Copy out all of the data below with no alterations.

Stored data
....................

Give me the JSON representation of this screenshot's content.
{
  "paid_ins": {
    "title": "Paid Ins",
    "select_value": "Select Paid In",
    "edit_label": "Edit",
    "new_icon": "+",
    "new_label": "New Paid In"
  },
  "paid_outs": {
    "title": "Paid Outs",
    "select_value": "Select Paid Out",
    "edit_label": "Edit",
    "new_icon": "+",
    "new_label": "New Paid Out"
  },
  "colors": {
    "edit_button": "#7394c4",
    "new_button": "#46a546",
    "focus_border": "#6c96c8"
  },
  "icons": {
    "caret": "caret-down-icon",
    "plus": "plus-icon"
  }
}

....................

* [COMPLETE ANSWER]:
Give me the JSON representation of this screenshot's content.
{
  "paid_ins": {
    "title": "Paid Ins",
    "select_value": "Select Paid In",
    "edit_label": "Edit",
    "new_icon": "+",
    "new_label": "New Paid In"
  },
  "paid_outs": {
    "title": "Paid Outs",
    "select_value": "Select Paid Out",
    "edit_label": "Edit",
    "new_icon": "+",
    "new_label": "New Paid Out"
  },
  "colors": {
    "edit_button": "#7394c4",
    "new_button": "#46a546",
    "focus_border": "#6c96c8"
  },
  "icons": {
    "caret": "caret-down-icon",
    "plus": "plus-icon"
  }
}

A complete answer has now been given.